◆ Stored items from a collection ◆
# # # # # # #

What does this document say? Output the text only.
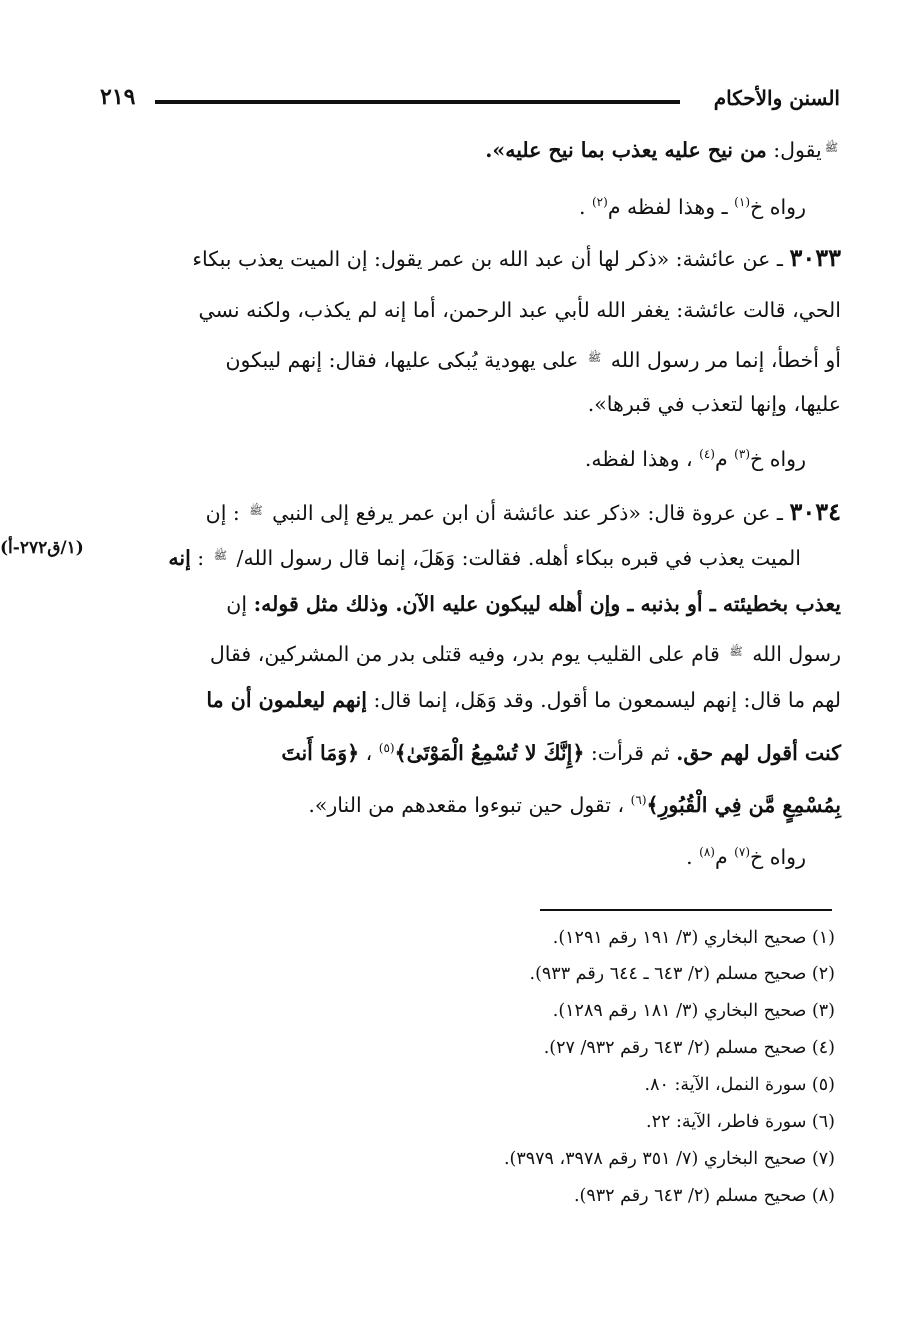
السنن والأحكام
٢١٩
$^ﷺ$يقول: من نيح عليه يعذب بما نيح عليه».
رواه خ$^{(١)}$ ـ وهذا لفظه م$^{(٢)}$ .
٣٠٣٣ ـ عن عائشة: «ذكر لها أن عبد الله بن عمر يقول: إن الميت يعذب ببكاء
الحي، قالت عائشة: يغفر الله لأبي عبد الرحمن، أما إنه لم يكذب، ولكنه نسي
أو أخطأ، إنما مر رسول الله $^ﷺ$ على يهودية يُبكى عليها، فقال: إنهم ليبكون
عليها، وإنها لتعذب في قبرها».
رواه خ$^{(٣)}$ م$^{(٤)}$ ، وهذا لفظه.
٣٠٣٤ ـ عن عروة قال: «ذكر عند عائشة أن ابن عمر يرفع إلى النبي $^ﷺ$ : إن
الميت يعذب في قبره ببكاء أهله. فقالت: وَهَلَ، إنما قال رسول الله/ $^ﷺ$ : إنه
(١/ق٢٧٢-أ)
يعذب بخطيئته ـ أو بذنبه ـ وإن أهله ليبكون عليه الآن. وذلك مثل قوله: إن
رسول الله $^ﷺ$ قام على القليب يوم بدر، وفيه قتلى بدر من المشركين، فقال
لهم ما قال: إنهم ليسمعون ما أقول. وقد وَهَل، إنما قال: إنهم ليعلمون أن ما
كنت أقول لهم حق. ثم قرأت: ﴿إِنَّكَ لا تُسْمِعُ الْمَوْتَىٰ﴾$^{(٥)}$ ، ﴿وَمَا أَنتَ
بِمُسْمِعٍ مَّن فِي الْقُبُورِ﴾$^{(٦)}$ ، تقول حين تبوءوا مقعدهم من النار».
رواه خ$^{(٧)}$ م$^{(٨)}$ .
(١) صحيح البخاري (٣/ ١٩١ رقم ١٢٩١).
(٢) صحيح مسلم (٢/ ٦٤٣ ـ ٦٤٤ رقم ٩٣٣).
(٣) صحيح البخاري (٣/ ١٨١ رقم ١٢٨٩).
(٤) صحيح مسلم (٢/ ٦٤٣ رقم ٩٣٢/ ٢٧).
(٥) سورة النمل، الآية: ٨٠.
(٦) سورة فاطر، الآية: ٢٢.
(٧) صحيح البخاري (٧/ ٣٥١ رقم ٣٩٧٨، ٣٩٧٩).
(٨) صحيح مسلم (٢/ ٦٤٣ رقم ٩٣٢).
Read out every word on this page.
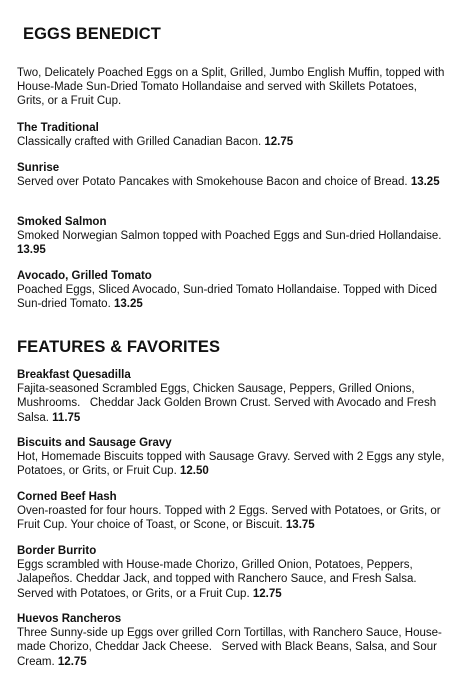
EGGS BENEDICT

Two, Delicately Poached Eggs on a Split, Grilled, Jumbo English Muffin, topped with House-Made Sun-Dried Tomato Hollandaise and served with Skillets Potatoes, Grits, or a Fruit Cup.

The Traditional
Classically crafted with Grilled Canadian Bacon. 12.75
Sunrise
Served over Potato Pancakes with Smokehouse Bacon and choice of Bread. 13.25
Smoked Salmon
Smoked Norwegian Salmon topped with Poached Eggs and Sun-dried Hollandaise. 13.95
Avocado, Grilled Tomato
Poached Eggs, Sliced Avocado, Sun-dried Tomato Hollandaise. Topped with Diced Sun-dried Tomato. 13.25
FEATURES & FAVORITES
Breakfast Quesadilla
Fajita-seasoned Scrambled Eggs, Chicken Sausage, Peppers, Grilled Onions, Mushrooms.   Cheddar Jack Golden Brown Crust. Served with Avocado and Fresh Salsa. 11.75
Biscuits and Sausage Gravy
Hot, Homemade Biscuits topped with Sausage Gravy. Served with 2 Eggs any style, Potatoes, or Grits, or Fruit Cup. 12.50
Corned Beef Hash
Oven-roasted for four hours. Topped with 2 Eggs. Served with Potatoes, or Grits, or Fruit Cup. Your choice of Toast, or Scone, or Biscuit. 13.75
Border Burrito
Eggs scrambled with House-made Chorizo, Grilled Onion, Potatoes, Peppers, Jalapeños. Cheddar Jack, and topped with Ranchero Sauce, and Fresh Salsa. Served with Potatoes, or Grits, or a Fruit Cup. 12.75
Huevos Rancheros
Three Sunny-side up Eggs over grilled Corn Tortillas, with Ranchero Sauce, House-made Chorizo, Cheddar Jack Cheese.   Served with Black Beans, Salsa, and Sour Cream. 12.75
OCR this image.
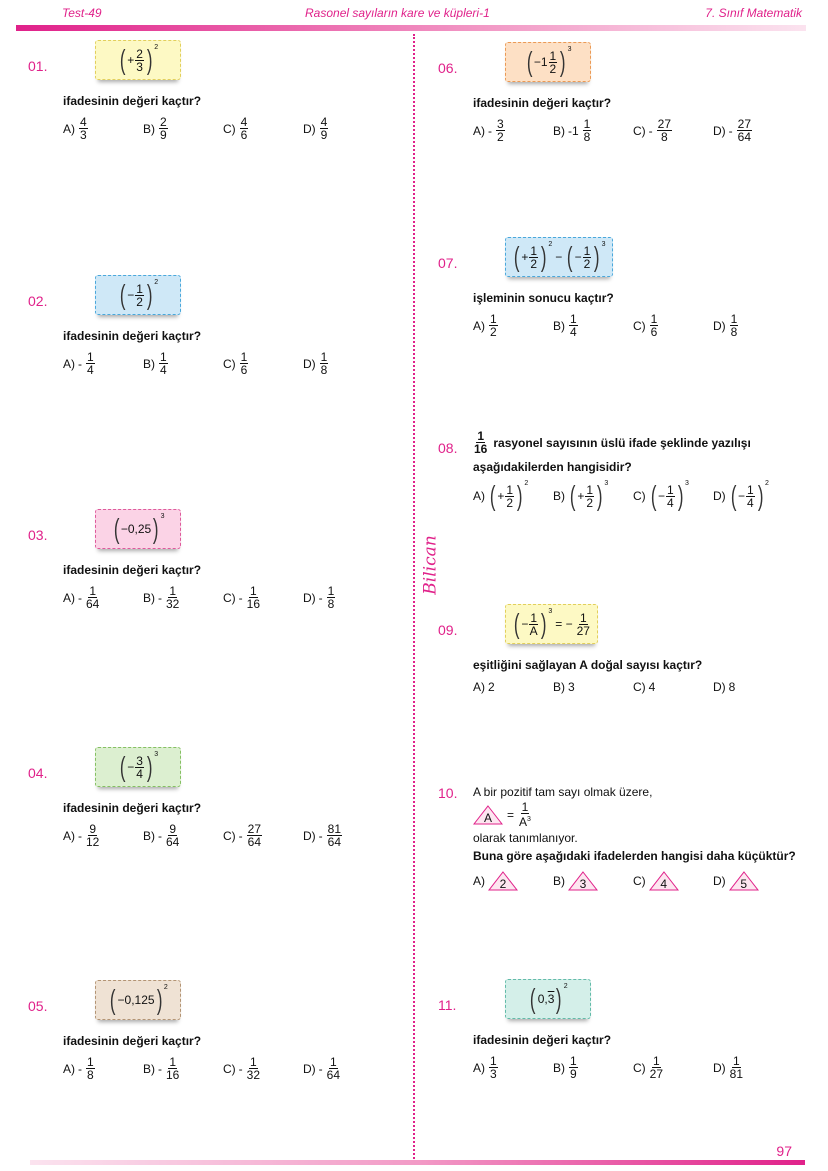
Test-49	Rasonel sayıların kare ve küpleri-1	7. Sınıf Matematik
Bilican
01.	( + $\frac{2}{3}$ ) $^2$
ifadesinin değeri kaçtır?
$A) \frac{4}{3}$	$B) \frac{2}{9}$	$C) \frac{4}{6}$	$D) \frac{4}{9}$
02.	( − $\frac{1}{2}$ ) $^2$
ifadesinin değeri kaçtır?
$A) - \frac{1}{4}$	$B) \frac{1}{4}$	$C) \frac{1}{6}$	$D) \frac{1}{8}$
03. ( −0,25 ) $^3$
ifadesinin değeri kaçtır?
$A) - \frac{1}{64}$	$B) - \frac{1}{32}$	$C) - \frac{1}{16}$	$D) - \frac{1}{8}$
04.	( − $\frac{3}{4}$ ) $^3$
ifadesinin değeri kaçtır?
$A) - \frac{9}{12}$	$B) - \frac{9}{64}$	$C) - \frac{27}{64}$	$D) - \frac{81}{64}$
05. ( −0,125 ) $^2$
ifadesinin değeri kaçtır?
$A) - \frac{1}{8}$	$B) - \frac{1}{16}$	$C) - \frac{1}{32}$	$D) - \frac{1}{64}$
06. ( $-1 \frac{1}{2}$ ) $^3$
ifadesinin değeri kaçtır?
$A) - \frac{3}{2}$	B) $-1 \frac{1}{8}$	$C) - \frac{27}{8}$	$D) - \frac{27}{64}$
07. ( + $\frac{1}{2}$ ) $^2$
− ( − $\frac{1}{2}$ ) $^3$
işleminin sonucu kaçtır?
$A) \frac{1}{2}$	$B) \frac{1}{4}$	$C) \frac{1}{6}$	$D) \frac{1}{8}$
08. $\frac{1}{16}$ rasyonel sayısının üslü ifade şeklinde yazılışı
aşağıdakilerden hangisidir?
A) ( + $\frac{1}{2}$ ) $^2$
B) ( + $\frac{1}{2}$ ) $^3$
C) ( − $\frac{1}{4}$ ) $^3$
D) ( − $\frac{1}{4}$ ) $^2$
09. ( − $\frac{1}{A}$ ) $^3$
= − $\frac{1}{27}$
eşitliğini sağlayan A doğal sayısı kaçtır?
A) 2	B) 3	C) 4	D) 8
10. A bir pozitif tam sayı olmak üzere,
A	= $\frac{1}{A^3}$
olarak tanımlanıyor.
Buna göre aşağıdaki ifadelerden hangisi daha küçüktür?
A)	2	B)	3	C)	4	D)	5
11.	( 0, 3 ) $^2$
ifadesinin değeri kaçtır?
$A) \frac{1}{3}$	$B) \frac{1}{9}$	$C) \frac{1}{27}$	$D) \frac{1}{81}$
97
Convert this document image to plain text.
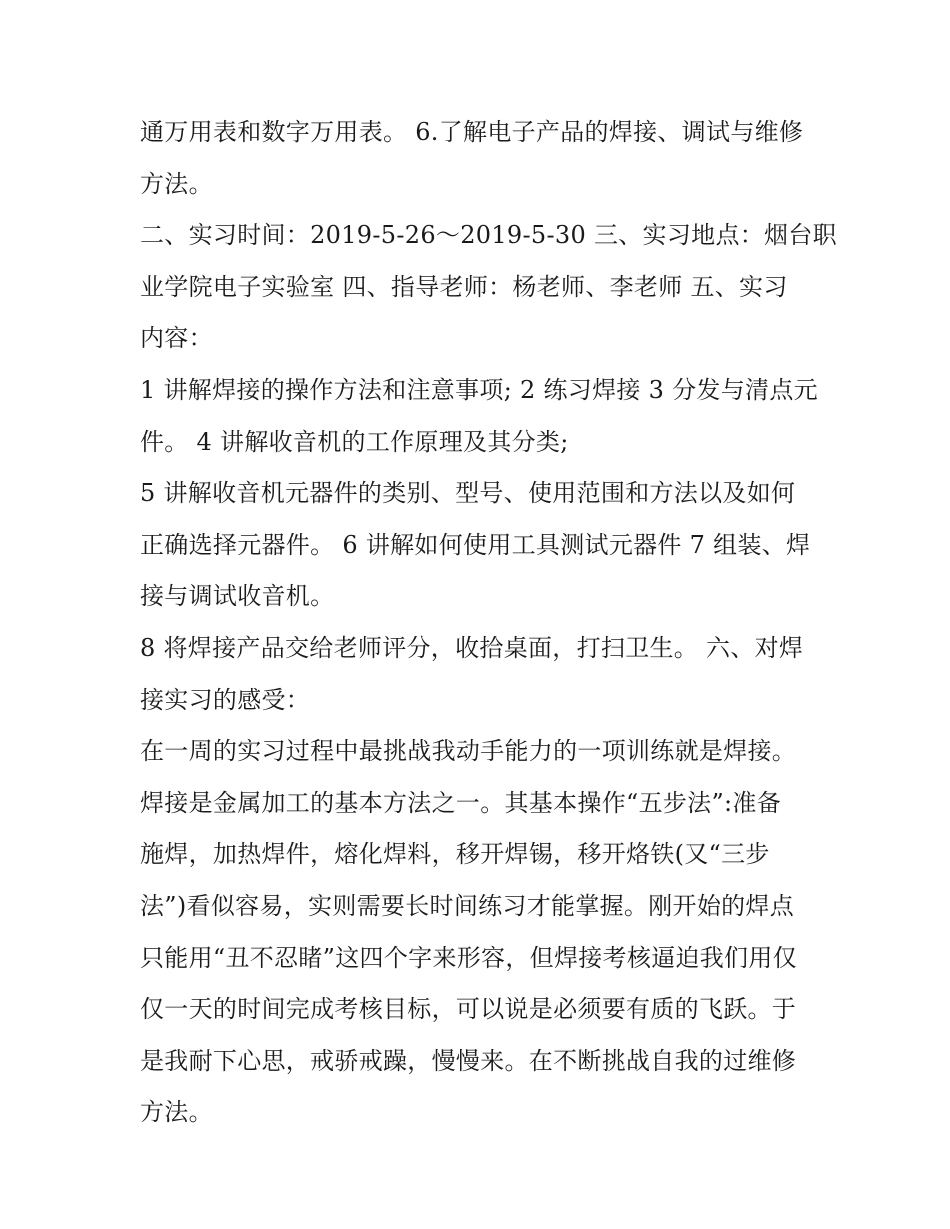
通万用表和数字万用表。 6.了解电子产品的焊接、调试与维修
方法。
二、实习时间：2019-5-26～2019-5-30 三、实习地点：烟台职
业学院电子实验室 四、指导老师：杨老师、李老师 五、实习
内容：
1 讲解焊接的操作方法和注意事项; 2 练习焊接 3 分发与清点元
件。 4 讲解收音机的工作原理及其分类;
5 讲解收音机元器件的类别、型号、使用范围和方法以及如何
正确选择元器件。 6 讲解如何使用工具测试元器件 7 组装、焊
接与调试收音机。
8 将焊接产品交给老师评分，收拾桌面，打扫卫生。 六、对焊
接实习的感受：
在一周的实习过程中最挑战我动手能力的一项训练就是焊接。
焊接是金属加工的基本方法之一。其基本操作“五步法”:准备
施焊，加热焊件，熔化焊料，移开焊锡，移开烙铁(又“三步
法”)看似容易，实则需要长时间练习才能掌握。刚开始的焊点
只能用“丑不忍睹”这四个字来形容，但焊接考核逼迫我们用仅
仅一天的时间完成考核目标，可以说是必须要有质的飞跃。于
是我耐下心思，戒骄戒躁，慢慢来。在不断挑战自我的过维修
方法。
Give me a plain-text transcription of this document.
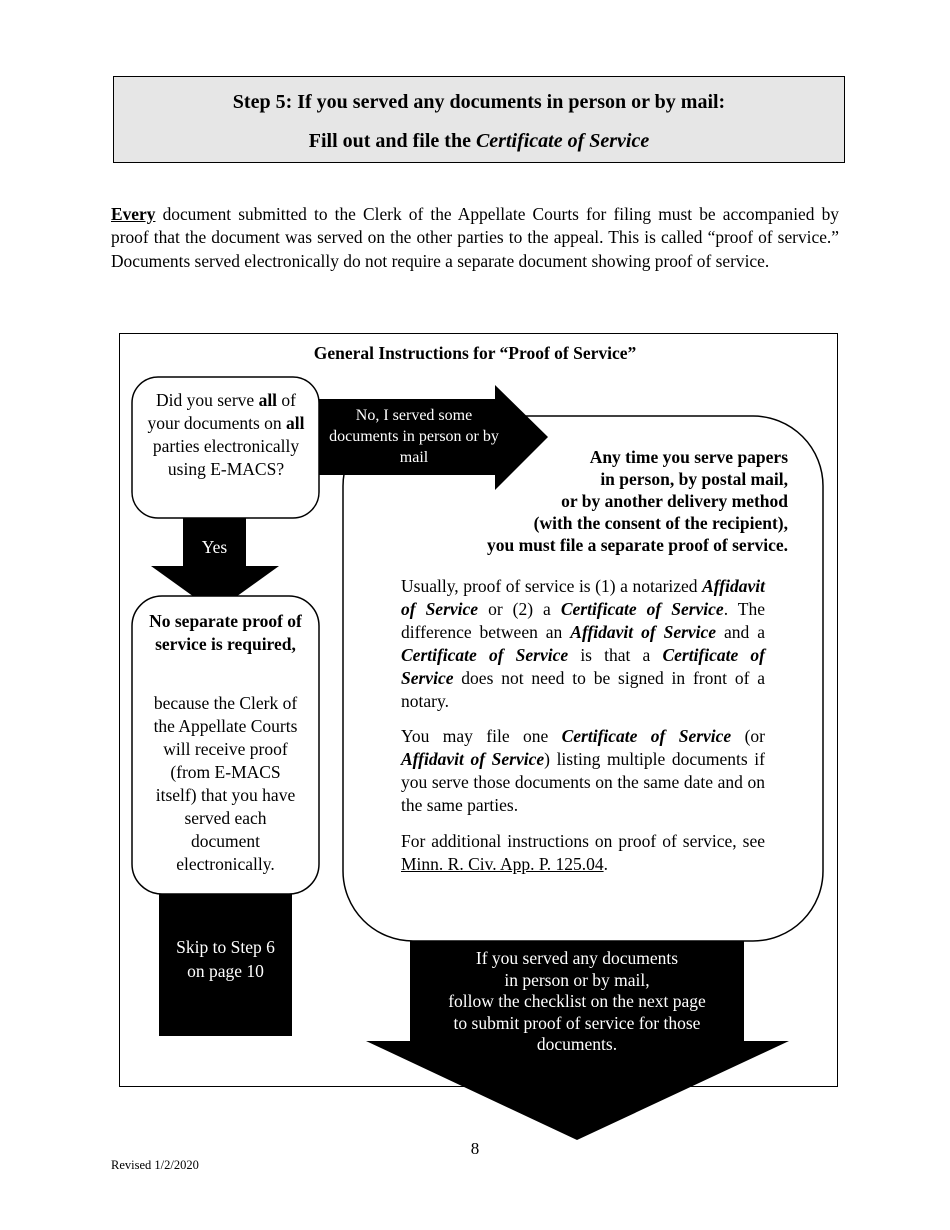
Step 5: If you served any documents in person or by mail:
Fill out and file the Certificate of Service
Every document submitted to the Clerk of the Appellate Courts for filing must be accompanied by proof that the document was served on the other parties to the appeal. This is called “proof of service.” Documents served electronically do not require a separate document showing proof of service.
General Instructions for “Proof of Service”
Did you serve all of your documents on all parties electronically using E-MACS?
No, I served some documents in person or by mail
Yes
No separate proof of service is required,
because the Clerk of the Appellate Courts will receive proof (from E-MACS itself) that you have served each document electronically.
Skip to Step 6 on page 10
Any time you serve papers
in person, by postal mail,
or by another delivery method
(with the consent of the recipient),
you must file a separate proof of service.
Usually, proof of service is (1) a notarized Affidavit of Service or (2) a Certificate of Service. The difference between an Affidavit of Service and a Certificate of Service is that a Certificate of Service does not need to be signed in front of a notary.
You may file one Certificate of Service (or Affidavit of Service) listing multiple documents if you serve those documents on the same date and on the same parties.
For additional instructions on proof of service, see Minn. R. Civ. App. P. 125.04.
If you served any documents
in person or by mail,
follow the checklist on the next page
to submit proof of service for those
documents.
8
Revised 1/2/2020
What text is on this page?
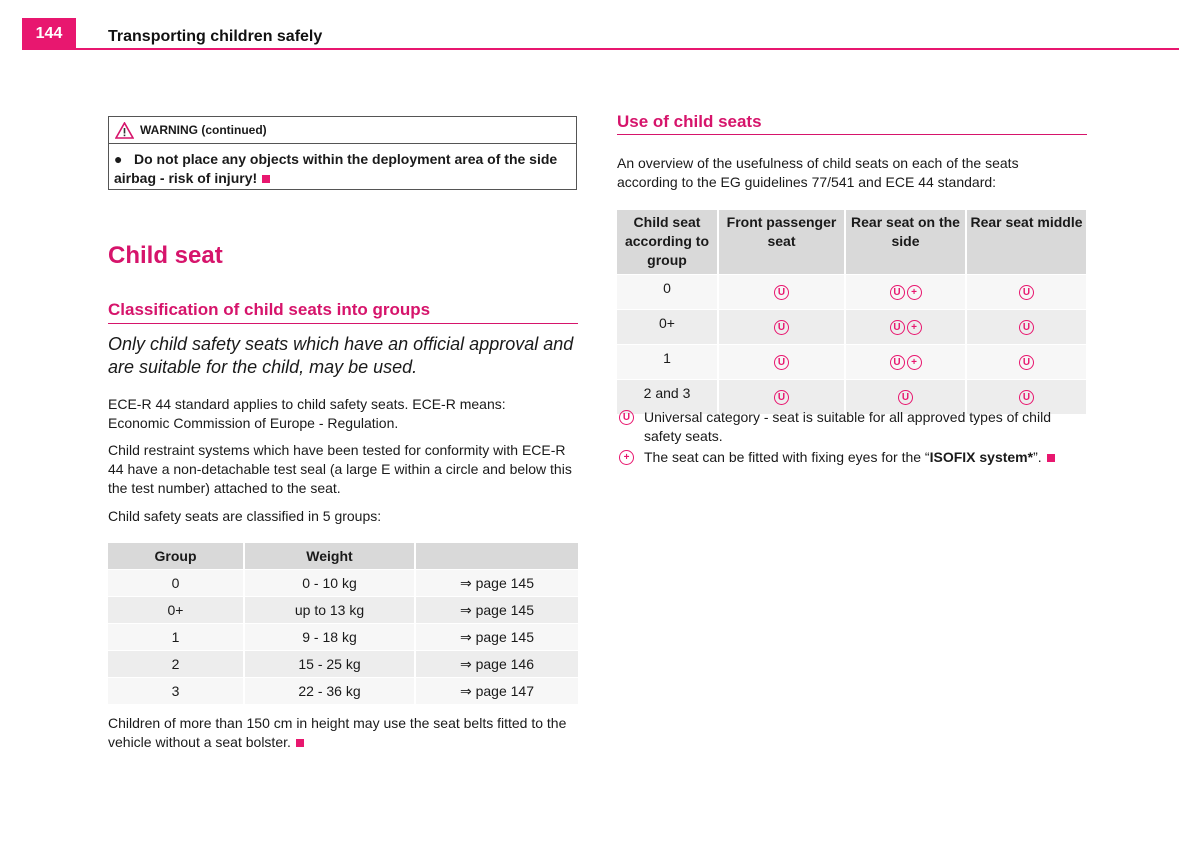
144	Transporting children safely
WARNING (continued)
● Do not place any objects within the deployment area of the side airbag - risk of injury!
Child seat
Classification of child seats into groups
Only child safety seats which have an official approval and are suitable for the child, may be used.
ECE-R 44 standard applies to child safety seats. ECE-R means: Economic Commission of Europe - Regulation.
Child restraint systems which have been tested for conformity with ECE-R 44 have a non-detachable test seal (a large E within a circle and below this the test number) attached to the seat.
Child safety seats are classified in 5 groups:
Group	Weight	
0	0 - 10 kg	⇒ page 145
0+	up to 13 kg	⇒ page 145
1	9 - 18 kg	⇒ page 145
2	15 - 25 kg	⇒ page 146
3	22 - 36 kg	⇒ page 147
Children of more than 150 cm in height may use the seat belts fitted to the vehicle without a seat bolster.
Use of child seats
An overview of the usefulness of child seats on each of the seats according to the EG guidelines 77/541 and ECE 44 standard:
Child seat according to group	Front passenger seat	Rear seat on the side	Rear seat middle
0	U	U +	U
0+	U	U +	U
1	U	U +	U
2 and 3	U	U	U
U Universal category - seat is suitable for all approved types of child safety seats.
+	The seat can be fitted with fixing eyes for the “ISOFIX system*”.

# # # # # # #

◆ Goal ◆
Report how many lines in the listing above include the word "which". Give nothing but the number.

◆ Reply to the exercise ◆
2